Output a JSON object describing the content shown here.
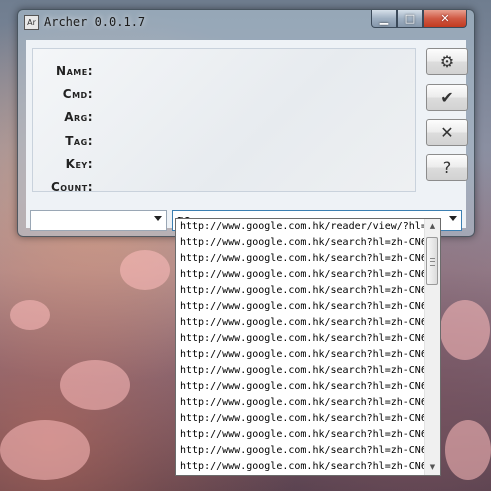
{
  "window": {
    "title": "Archer 0.0.1.7",
    "app_icon": "Ar",
    "controls": {
      "minimize_glyph": "▁",
      "maximize_glyph": "□",
      "close_glyph": "✕"
    }
  },
  "fields": [
    {
      "label": "Name:"
    },
    {
      "label": "Cmd:"
    },
    {
      "label": "Arg:"
    },
    {
      "label": "Tag:"
    },
    {
      "label": "Key:"
    },
    {
      "label": "Count:"
    }
  ],
  "buttons": {
    "settings_glyph": "⚙",
    "confirm_glyph": "✔",
    "cancel_glyph": "✕",
    "help_glyph": "?"
  },
  "combos": {
    "left_value": "",
    "right_value": "go"
  },
  "dropdown": {
    "items": [
      "http://www.google.com.hk/reader/view/?hl=",
      "http://www.google.com.hk/search?hl=zh-CN6",
      "http://www.google.com.hk/search?hl=zh-CN6",
      "http://www.google.com.hk/search?hl=zh-CN6",
      "http://www.google.com.hk/search?hl=zh-CN6",
      "http://www.google.com.hk/search?hl=zh-CN6",
      "http://www.google.com.hk/search?hl=zh-CN6",
      "http://www.google.com.hk/search?hl=zh-CN6",
      "http://www.google.com.hk/search?hl=zh-CN6",
      "http://www.google.com.hk/search?hl=zh-CN6",
      "http://www.google.com.hk/search?hl=zh-CN6",
      "http://www.google.com.hk/search?hl=zh-CN6",
      "http://www.google.com.hk/search?hl=zh-CN6",
      "http://www.google.com.hk/search?hl=zh-CN6",
      "http://www.google.com.hk/search?hl=zh-CN6",
      "http://www.google.com.hk/search?hl=zh-CN6"
    ]
  },
  "colors": {
    "close_button": "#c23a20",
    "panel_background": "#eef2f6"
  }
}
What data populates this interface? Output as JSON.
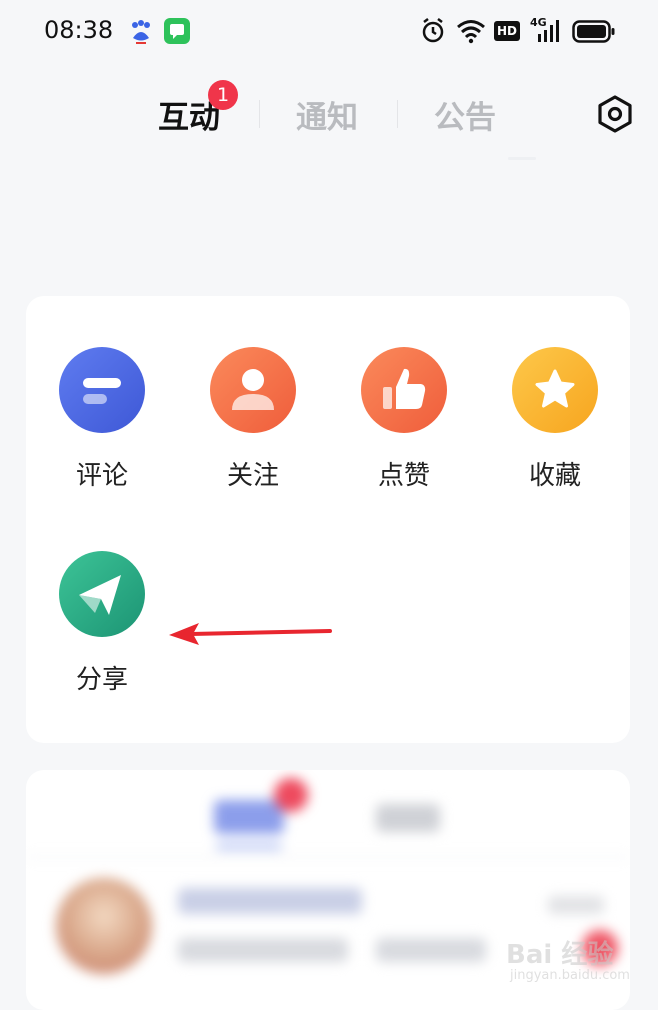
{
  "status_bar": {
    "time": "08:38",
    "hd_label": "HD",
    "network_label": "4G"
  },
  "tabs": [
    {
      "label": "互动",
      "active": true,
      "badge": "1"
    },
    {
      "label": "通知",
      "active": false
    },
    {
      "label": "公告",
      "active": false
    }
  ],
  "interaction_items": [
    {
      "label": "评论",
      "icon": "comment-icon",
      "color": "#4e6ae6"
    },
    {
      "label": "关注",
      "icon": "follow-icon",
      "color": "#f56a43"
    },
    {
      "label": "点赞",
      "icon": "like-icon",
      "color": "#f56a43"
    },
    {
      "label": "收藏",
      "icon": "star-icon",
      "color": "#f9b52b"
    },
    {
      "label": "分享",
      "icon": "share-icon",
      "color": "#23a583"
    }
  ],
  "annotation": {
    "arrow_color": "#e8262f"
  },
  "watermark": {
    "text": "Bai 经验",
    "url": "jingyan.baidu.com"
  }
}
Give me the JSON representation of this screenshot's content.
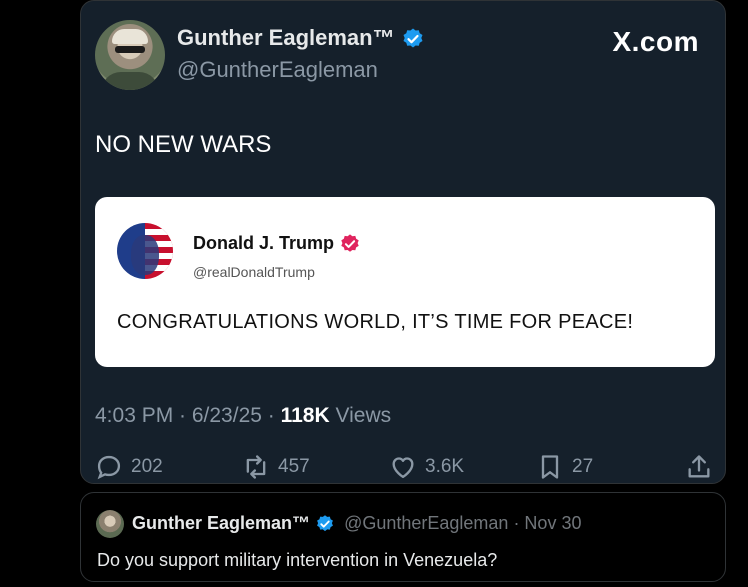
{
  "tweet": {
    "author_name": "Gunther Eagleman™",
    "author_handle": "@GuntherEagleman",
    "brand": "X.com",
    "text": "NO NEW WARS",
    "quoted": {
      "author_name": "Donald J. Trump",
      "author_handle": "@realDonaldTrump",
      "text": "CONGRATULATIONS WORLD, IT’S TIME FOR PEACE!"
    },
    "time": "4:03 PM · 6/23/25 · ",
    "views_count": "118K",
    "views_label": " Views",
    "actions": {
      "replies": "202",
      "reposts": "457",
      "likes": "3.6K",
      "bookmarks": "27"
    }
  },
  "reply_post": {
    "author_name": "Gunther Eagleman™",
    "author_handle": "@GuntherEagleman",
    "date": " · Nov 30",
    "text": "Do you support military intervention in Venezuela?"
  },
  "colors": {
    "card_bg": "#15202b",
    "verified_blue": "#1d9bf0",
    "verified_pink": "#e0245e"
  }
}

▸ **Set task**
Pictures stay out of the copy; please restate every record above exactly.

▸ **Written response**
Output a JSON object describing the content shown here.
{
  "window": {
    "title": "Archer 0.0.1.7",
    "app_icon": "Ar",
    "controls": {
      "minimize_glyph": "▁",
      "maximize_glyph": "□",
      "close_glyph": "✕"
    }
  },
  "fields": [
    {
      "label": "Name:"
    },
    {
      "label": "Cmd:"
    },
    {
      "label": "Arg:"
    },
    {
      "label": "Tag:"
    },
    {
      "label": "Key:"
    },
    {
      "label": "Count:"
    }
  ],
  "buttons": {
    "settings_glyph": "⚙",
    "confirm_glyph": "✔",
    "cancel_glyph": "✕",
    "help_glyph": "?"
  },
  "combos": {
    "left_value": "",
    "right_value": "go"
  },
  "dropdown": {
    "items": [
      "http://www.google.com.hk/reader/view/?hl=",
      "http://www.google.com.hk/search?hl=zh-CN6",
      "http://www.google.com.hk/search?hl=zh-CN6",
      "http://www.google.com.hk/search?hl=zh-CN6",
      "http://www.google.com.hk/search?hl=zh-CN6",
      "http://www.google.com.hk/search?hl=zh-CN6",
      "http://www.google.com.hk/search?hl=zh-CN6",
      "http://www.google.com.hk/search?hl=zh-CN6",
      "http://www.google.com.hk/search?hl=zh-CN6",
      "http://www.google.com.hk/search?hl=zh-CN6",
      "http://www.google.com.hk/search?hl=zh-CN6",
      "http://www.google.com.hk/search?hl=zh-CN6",
      "http://www.google.com.hk/search?hl=zh-CN6",
      "http://www.google.com.hk/search?hl=zh-CN6",
      "http://www.google.com.hk/search?hl=zh-CN6",
      "http://www.google.com.hk/search?hl=zh-CN6"
    ]
  },
  "colors": {
    "close_button": "#c23a20",
    "panel_background": "#eef2f6"
  }
}
What data populates this interface? Output as JSON.
{
  "status_bar": {
    "time": "08:38",
    "hd_label": "HD",
    "network_label": "4G"
  },
  "tabs": [
    {
      "label": "互动",
      "active": true,
      "badge": "1"
    },
    {
      "label": "通知",
      "active": false
    },
    {
      "label": "公告",
      "active": false
    }
  ],
  "interaction_items": [
    {
      "label": "评论",
      "icon": "comment-icon",
      "color": "#4e6ae6"
    },
    {
      "label": "关注",
      "icon": "follow-icon",
      "color": "#f56a43"
    },
    {
      "label": "点赞",
      "icon": "like-icon",
      "color": "#f56a43"
    },
    {
      "label": "收藏",
      "icon": "star-icon",
      "color": "#f9b52b"
    },
    {
      "label": "分享",
      "icon": "share-icon",
      "color": "#23a583"
    }
  ],
  "annotation": {
    "arrow_color": "#e8262f"
  },
  "watermark": {
    "text": "Bai 经验",
    "url": "jingyan.baidu.com"
  }
}
Give me the JSON representation of this screenshot's content.
{
  "tweet": {
    "author_name": "Gunther Eagleman™",
    "author_handle": "@GuntherEagleman",
    "brand": "X.com",
    "text": "NO NEW WARS",
    "quoted": {
      "author_name": "Donald J. Trump",
      "author_handle": "@realDonaldTrump",
      "text": "CONGRATULATIONS WORLD, IT’S TIME FOR PEACE!"
    },
    "time": "4:03 PM · 6/23/25 · ",
    "views_count": "118K",
    "views_label": " Views",
    "actions": {
      "replies": "202",
      "reposts": "457",
      "likes": "3.6K",
      "bookmarks": "27"
    }
  },
  "reply_post": {
    "author_name": "Gunther Eagleman™",
    "author_handle": "@GuntherEagleman",
    "date": " · Nov 30",
    "text": "Do you support military intervention in Venezuela?"
  },
  "colors": {
    "card_bg": "#15202b",
    "verified_blue": "#1d9bf0",
    "verified_pink": "#e0245e"
  }
}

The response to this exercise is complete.